Part of a data file:
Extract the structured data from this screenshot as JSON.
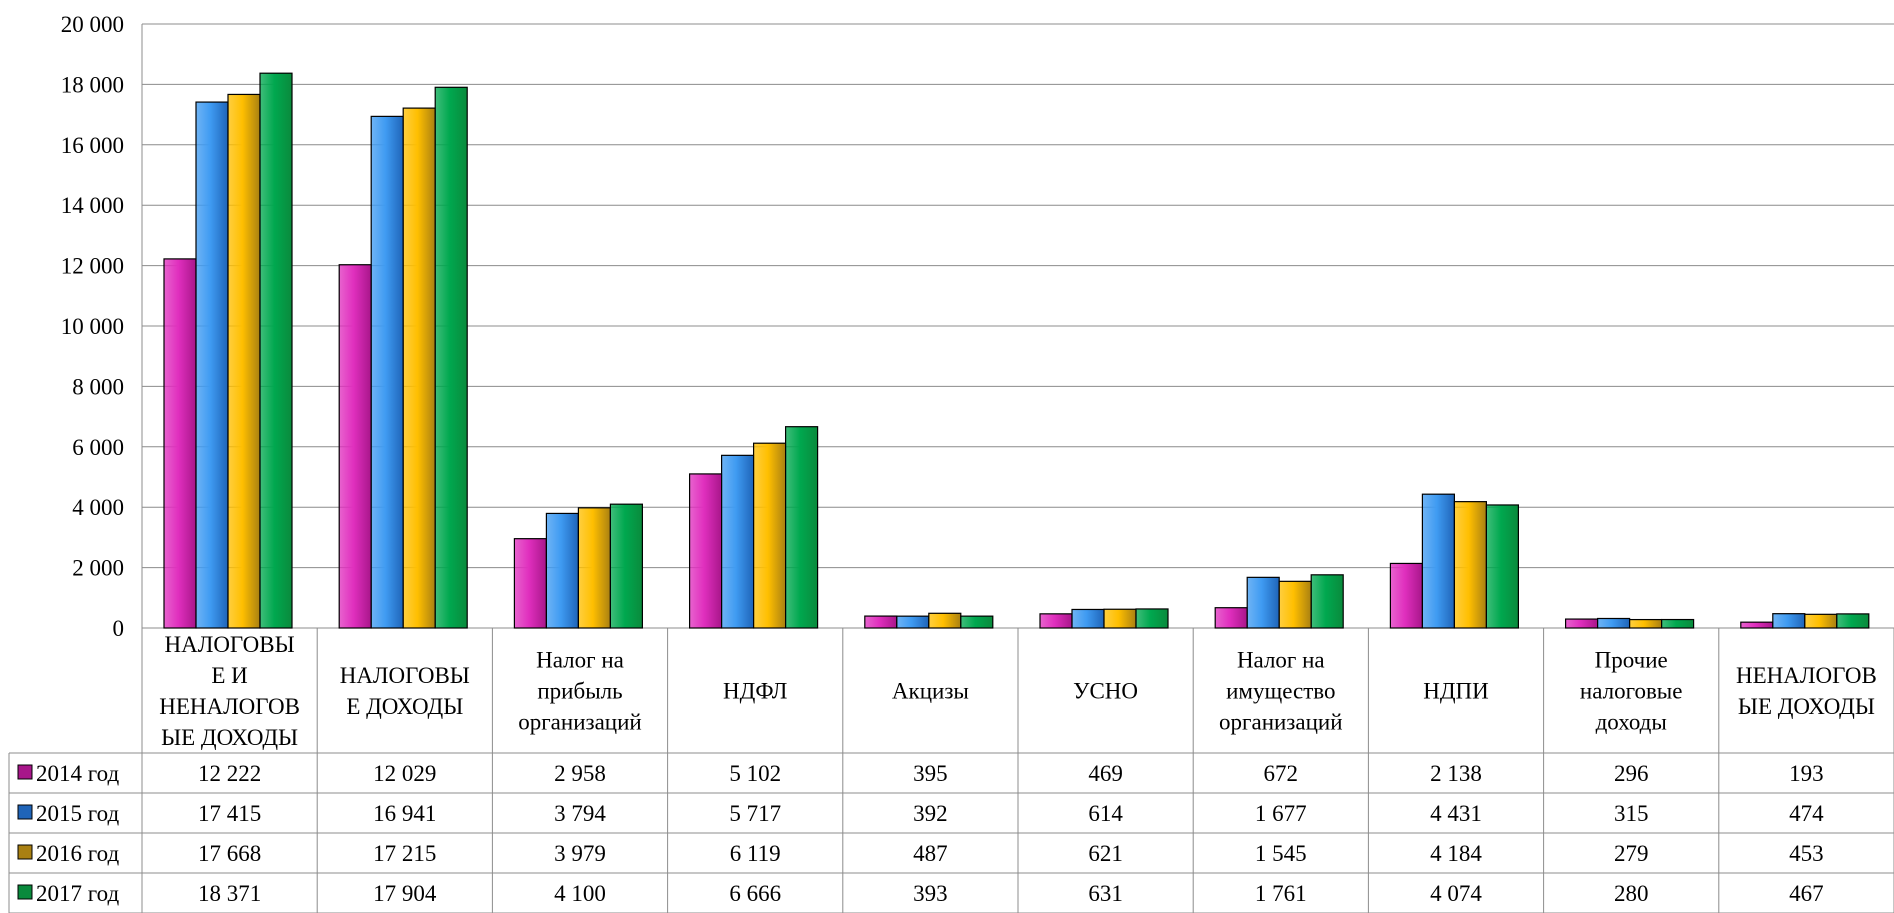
{
  "chart_data": {
    "type": "bar",
    "categories": [
      [
        "НАЛОГОВЫ",
        "Е И",
        "НЕНАЛОГОВ",
        "ЫЕ ДОХОДЫ"
      ],
      [
        "НАЛОГОВЫ",
        "Е ДОХОДЫ"
      ],
      [
        "Налог на",
        "прибыль",
        "организаций"
      ],
      [
        "НДФЛ"
      ],
      [
        "Акцизы"
      ],
      [
        "УСНО"
      ],
      [
        "Налог на",
        "имущество",
        "организаций"
      ],
      [
        "НДПИ"
      ],
      [
        "Прочие",
        "налоговые",
        "доходы"
      ],
      [
        "НЕНАЛОГОВ",
        "ЫЕ ДОХОДЫ"
      ]
    ],
    "series": [
      {
        "name": "2014 год",
        "color": "#e02fbe",
        "values": [
          12222,
          12029,
          2958,
          5102,
          395,
          469,
          672,
          2138,
          296,
          193
        ],
        "labels": [
          "12 222",
          "12 029",
          "2 958",
          "5 102",
          "395",
          "469",
          "672",
          "2 138",
          "296",
          "193"
        ]
      },
      {
        "name": "2015 год",
        "color": "#3f9bf2",
        "values": [
          17415,
          16941,
          3794,
          5717,
          392,
          614,
          1677,
          4431,
          315,
          474
        ],
        "labels": [
          "17 415",
          "16 941",
          "3 794",
          "5 717",
          "392",
          "614",
          "1 677",
          "4 431",
          "315",
          "474"
        ]
      },
      {
        "name": "2016 год",
        "color": "#ffbf00",
        "values": [
          17668,
          17215,
          3979,
          6119,
          487,
          621,
          1545,
          4184,
          279,
          453
        ],
        "labels": [
          "17 668",
          "17 215",
          "3 979",
          "6 119",
          "487",
          "621",
          "1 545",
          "4 184",
          "279",
          "453"
        ]
      },
      {
        "name": "2017 год",
        "color": "#00a84f",
        "values": [
          18371,
          17904,
          4100,
          6666,
          393,
          631,
          1761,
          4074,
          280,
          467
        ],
        "labels": [
          "18 371",
          "17 904",
          "4 100",
          "6 666",
          "393",
          "631",
          "1 761",
          "4 074",
          "280",
          "467"
        ]
      }
    ],
    "legend_square_colors": [
      "#a8168a",
      "#1f64b8",
      "#a98012",
      "#0a8a3c"
    ],
    "y_ticks": [
      "0",
      "2 000",
      "4 000",
      "6 000",
      "8 000",
      "10 000",
      "12 000",
      "14 000",
      "16 000",
      "18 000",
      "20 000"
    ],
    "ylim": [
      0,
      20000
    ],
    "grid": true,
    "data_table": true,
    "legend": "data-table-left"
  }
}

### Exercise instructions
Leave every image out, and retype the material exactly.

### The answer
Extract the structured data from this screenshot as JSON.
{
  "chart_data": {
    "type": "bar",
    "categories": [
      [
        "НАЛОГОВЫ",
        "Е И",
        "НЕНАЛОГОВ",
        "ЫЕ ДОХОДЫ"
      ],
      [
        "НАЛОГОВЫ",
        "Е ДОХОДЫ"
      ],
      [
        "Налог на",
        "прибыль",
        "организаций"
      ],
      [
        "НДФЛ"
      ],
      [
        "Акцизы"
      ],
      [
        "УСНО"
      ],
      [
        "Налог на",
        "имущество",
        "организаций"
      ],
      [
        "НДПИ"
      ],
      [
        "Прочие",
        "налоговые",
        "доходы"
      ],
      [
        "НЕНАЛОГОВ",
        "ЫЕ ДОХОДЫ"
      ]
    ],
    "series": [
      {
        "name": "2014 год",
        "color": "#e02fbe",
        "values": [
          12222,
          12029,
          2958,
          5102,
          395,
          469,
          672,
          2138,
          296,
          193
        ],
        "labels": [
          "12 222",
          "12 029",
          "2 958",
          "5 102",
          "395",
          "469",
          "672",
          "2 138",
          "296",
          "193"
        ]
      },
      {
        "name": "2015 год",
        "color": "#3f9bf2",
        "values": [
          17415,
          16941,
          3794,
          5717,
          392,
          614,
          1677,
          4431,
          315,
          474
        ],
        "labels": [
          "17 415",
          "16 941",
          "3 794",
          "5 717",
          "392",
          "614",
          "1 677",
          "4 431",
          "315",
          "474"
        ]
      },
      {
        "name": "2016 год",
        "color": "#ffbf00",
        "values": [
          17668,
          17215,
          3979,
          6119,
          487,
          621,
          1545,
          4184,
          279,
          453
        ],
        "labels": [
          "17 668",
          "17 215",
          "3 979",
          "6 119",
          "487",
          "621",
          "1 545",
          "4 184",
          "279",
          "453"
        ]
      },
      {
        "name": "2017 год",
        "color": "#00a84f",
        "values": [
          18371,
          17904,
          4100,
          6666,
          393,
          631,
          1761,
          4074,
          280,
          467
        ],
        "labels": [
          "18 371",
          "17 904",
          "4 100",
          "6 666",
          "393",
          "631",
          "1 761",
          "4 074",
          "280",
          "467"
        ]
      }
    ],
    "legend_square_colors": [
      "#a8168a",
      "#1f64b8",
      "#a98012",
      "#0a8a3c"
    ],
    "y_ticks": [
      "0",
      "2 000",
      "4 000",
      "6 000",
      "8 000",
      "10 000",
      "12 000",
      "14 000",
      "16 000",
      "18 000",
      "20 000"
    ],
    "ylim": [
      0,
      20000
    ],
    "grid": true,
    "data_table": true,
    "legend": "data-table-left"
  }
}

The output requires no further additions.